In the following material, identify every line holding the string "arrow" and return it.

* Start Data entries *

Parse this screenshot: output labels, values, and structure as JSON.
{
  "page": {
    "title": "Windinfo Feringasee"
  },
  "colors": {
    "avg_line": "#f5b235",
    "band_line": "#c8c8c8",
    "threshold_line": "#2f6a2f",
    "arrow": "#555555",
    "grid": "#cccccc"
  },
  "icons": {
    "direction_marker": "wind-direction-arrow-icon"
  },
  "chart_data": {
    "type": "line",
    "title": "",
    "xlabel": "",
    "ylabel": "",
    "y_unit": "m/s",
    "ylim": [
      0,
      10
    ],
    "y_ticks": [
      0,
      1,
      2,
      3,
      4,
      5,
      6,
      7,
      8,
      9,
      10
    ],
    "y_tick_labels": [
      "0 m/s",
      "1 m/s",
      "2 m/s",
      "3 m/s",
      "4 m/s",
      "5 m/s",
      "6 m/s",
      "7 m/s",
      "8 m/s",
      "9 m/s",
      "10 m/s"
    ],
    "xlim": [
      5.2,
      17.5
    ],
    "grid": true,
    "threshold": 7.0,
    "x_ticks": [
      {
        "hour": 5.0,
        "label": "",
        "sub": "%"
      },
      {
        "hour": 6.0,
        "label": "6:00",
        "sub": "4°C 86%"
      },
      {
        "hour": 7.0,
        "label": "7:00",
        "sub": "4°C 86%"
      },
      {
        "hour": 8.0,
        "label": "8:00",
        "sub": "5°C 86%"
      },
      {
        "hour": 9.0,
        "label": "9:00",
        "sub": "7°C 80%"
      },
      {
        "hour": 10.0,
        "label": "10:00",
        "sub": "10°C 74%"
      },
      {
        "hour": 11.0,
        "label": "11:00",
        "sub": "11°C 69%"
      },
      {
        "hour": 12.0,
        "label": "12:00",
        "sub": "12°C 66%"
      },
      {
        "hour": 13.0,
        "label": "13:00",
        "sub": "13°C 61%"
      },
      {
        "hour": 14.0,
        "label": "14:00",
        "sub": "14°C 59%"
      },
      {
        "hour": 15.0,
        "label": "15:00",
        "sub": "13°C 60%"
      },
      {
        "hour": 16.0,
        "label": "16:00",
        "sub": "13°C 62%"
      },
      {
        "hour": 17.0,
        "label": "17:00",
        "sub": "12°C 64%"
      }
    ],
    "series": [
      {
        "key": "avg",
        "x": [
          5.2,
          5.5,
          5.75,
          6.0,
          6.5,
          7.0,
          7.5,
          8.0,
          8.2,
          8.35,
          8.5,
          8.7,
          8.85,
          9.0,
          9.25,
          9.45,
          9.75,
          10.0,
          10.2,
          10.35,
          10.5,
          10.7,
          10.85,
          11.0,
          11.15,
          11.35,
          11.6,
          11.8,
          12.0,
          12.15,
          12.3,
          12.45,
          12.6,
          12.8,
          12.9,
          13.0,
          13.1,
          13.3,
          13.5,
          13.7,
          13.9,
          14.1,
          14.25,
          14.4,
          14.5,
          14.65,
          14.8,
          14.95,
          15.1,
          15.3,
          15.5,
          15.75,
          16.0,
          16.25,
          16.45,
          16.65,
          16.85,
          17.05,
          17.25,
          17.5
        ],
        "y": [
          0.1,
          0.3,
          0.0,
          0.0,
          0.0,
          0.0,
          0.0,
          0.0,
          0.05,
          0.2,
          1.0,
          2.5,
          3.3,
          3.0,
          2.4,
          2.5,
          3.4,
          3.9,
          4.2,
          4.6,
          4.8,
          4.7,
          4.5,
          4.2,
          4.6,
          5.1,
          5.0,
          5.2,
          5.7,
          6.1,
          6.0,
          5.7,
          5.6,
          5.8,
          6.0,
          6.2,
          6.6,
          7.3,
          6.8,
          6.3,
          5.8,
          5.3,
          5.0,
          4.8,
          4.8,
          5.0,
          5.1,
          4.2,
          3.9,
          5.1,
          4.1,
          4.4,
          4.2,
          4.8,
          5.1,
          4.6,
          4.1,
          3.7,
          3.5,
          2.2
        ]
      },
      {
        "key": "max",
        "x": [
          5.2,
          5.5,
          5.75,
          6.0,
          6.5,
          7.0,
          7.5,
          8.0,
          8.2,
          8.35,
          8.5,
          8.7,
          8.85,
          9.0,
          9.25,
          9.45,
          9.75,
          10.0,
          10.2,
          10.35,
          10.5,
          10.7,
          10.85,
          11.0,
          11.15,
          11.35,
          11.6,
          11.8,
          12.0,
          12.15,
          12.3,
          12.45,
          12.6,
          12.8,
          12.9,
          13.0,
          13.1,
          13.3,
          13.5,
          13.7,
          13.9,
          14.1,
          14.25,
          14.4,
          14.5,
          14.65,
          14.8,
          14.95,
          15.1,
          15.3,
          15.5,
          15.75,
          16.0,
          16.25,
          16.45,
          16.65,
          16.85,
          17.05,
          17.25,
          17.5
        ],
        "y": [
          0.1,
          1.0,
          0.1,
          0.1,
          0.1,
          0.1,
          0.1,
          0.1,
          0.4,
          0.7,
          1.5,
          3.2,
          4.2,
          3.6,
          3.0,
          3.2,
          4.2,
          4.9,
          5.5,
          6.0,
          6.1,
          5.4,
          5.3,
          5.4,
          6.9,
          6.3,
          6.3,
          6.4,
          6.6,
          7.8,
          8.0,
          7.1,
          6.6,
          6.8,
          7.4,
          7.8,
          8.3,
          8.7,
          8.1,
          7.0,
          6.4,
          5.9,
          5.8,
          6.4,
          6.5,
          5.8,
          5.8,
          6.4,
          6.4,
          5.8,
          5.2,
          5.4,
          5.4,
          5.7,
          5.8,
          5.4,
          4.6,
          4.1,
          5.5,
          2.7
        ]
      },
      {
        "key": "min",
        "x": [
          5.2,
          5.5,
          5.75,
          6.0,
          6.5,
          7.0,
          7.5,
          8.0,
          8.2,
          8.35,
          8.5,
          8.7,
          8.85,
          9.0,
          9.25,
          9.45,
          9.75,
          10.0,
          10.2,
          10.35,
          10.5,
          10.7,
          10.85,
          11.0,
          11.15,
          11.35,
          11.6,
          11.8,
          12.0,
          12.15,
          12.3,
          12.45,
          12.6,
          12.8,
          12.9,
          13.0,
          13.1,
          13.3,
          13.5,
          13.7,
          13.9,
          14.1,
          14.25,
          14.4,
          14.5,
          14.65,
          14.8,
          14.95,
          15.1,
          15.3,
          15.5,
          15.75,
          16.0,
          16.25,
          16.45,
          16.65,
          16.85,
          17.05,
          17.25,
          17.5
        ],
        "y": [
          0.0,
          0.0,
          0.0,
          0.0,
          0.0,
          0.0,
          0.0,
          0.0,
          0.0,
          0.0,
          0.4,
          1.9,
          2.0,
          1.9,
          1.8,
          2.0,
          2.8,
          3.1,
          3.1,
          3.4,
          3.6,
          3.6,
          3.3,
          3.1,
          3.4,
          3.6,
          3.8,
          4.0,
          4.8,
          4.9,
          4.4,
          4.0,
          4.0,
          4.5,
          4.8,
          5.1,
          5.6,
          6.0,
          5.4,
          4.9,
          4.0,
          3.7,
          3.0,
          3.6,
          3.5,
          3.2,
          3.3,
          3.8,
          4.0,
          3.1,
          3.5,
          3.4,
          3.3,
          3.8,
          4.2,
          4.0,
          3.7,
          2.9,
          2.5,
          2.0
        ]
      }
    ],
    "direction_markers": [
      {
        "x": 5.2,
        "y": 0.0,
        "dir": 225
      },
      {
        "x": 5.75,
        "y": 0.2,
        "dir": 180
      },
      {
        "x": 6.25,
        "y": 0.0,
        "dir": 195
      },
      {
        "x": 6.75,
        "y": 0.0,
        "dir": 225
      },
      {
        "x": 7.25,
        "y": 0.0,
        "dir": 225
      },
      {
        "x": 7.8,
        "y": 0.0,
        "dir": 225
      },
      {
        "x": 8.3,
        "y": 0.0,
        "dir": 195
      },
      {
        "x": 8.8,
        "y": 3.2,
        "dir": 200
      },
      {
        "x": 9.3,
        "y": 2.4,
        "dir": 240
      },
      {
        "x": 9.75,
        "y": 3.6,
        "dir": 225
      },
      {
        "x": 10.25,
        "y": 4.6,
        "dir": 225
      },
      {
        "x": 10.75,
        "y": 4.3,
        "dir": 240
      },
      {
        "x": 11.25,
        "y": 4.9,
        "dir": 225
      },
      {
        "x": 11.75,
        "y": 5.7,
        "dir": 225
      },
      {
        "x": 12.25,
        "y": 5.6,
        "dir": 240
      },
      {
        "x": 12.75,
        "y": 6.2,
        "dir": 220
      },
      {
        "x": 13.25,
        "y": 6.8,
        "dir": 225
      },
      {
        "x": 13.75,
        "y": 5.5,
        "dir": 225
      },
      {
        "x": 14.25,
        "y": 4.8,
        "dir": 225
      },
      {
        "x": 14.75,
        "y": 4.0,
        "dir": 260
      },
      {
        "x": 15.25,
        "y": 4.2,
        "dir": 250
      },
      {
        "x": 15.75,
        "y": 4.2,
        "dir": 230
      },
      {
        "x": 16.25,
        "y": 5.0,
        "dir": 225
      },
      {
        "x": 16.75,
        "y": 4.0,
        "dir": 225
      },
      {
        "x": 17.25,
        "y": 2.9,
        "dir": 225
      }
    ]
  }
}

* End Data entries *

**Result of the task**
    "arrow": "#555555",
    "direction_marker": "wind-direction-arrow-icon"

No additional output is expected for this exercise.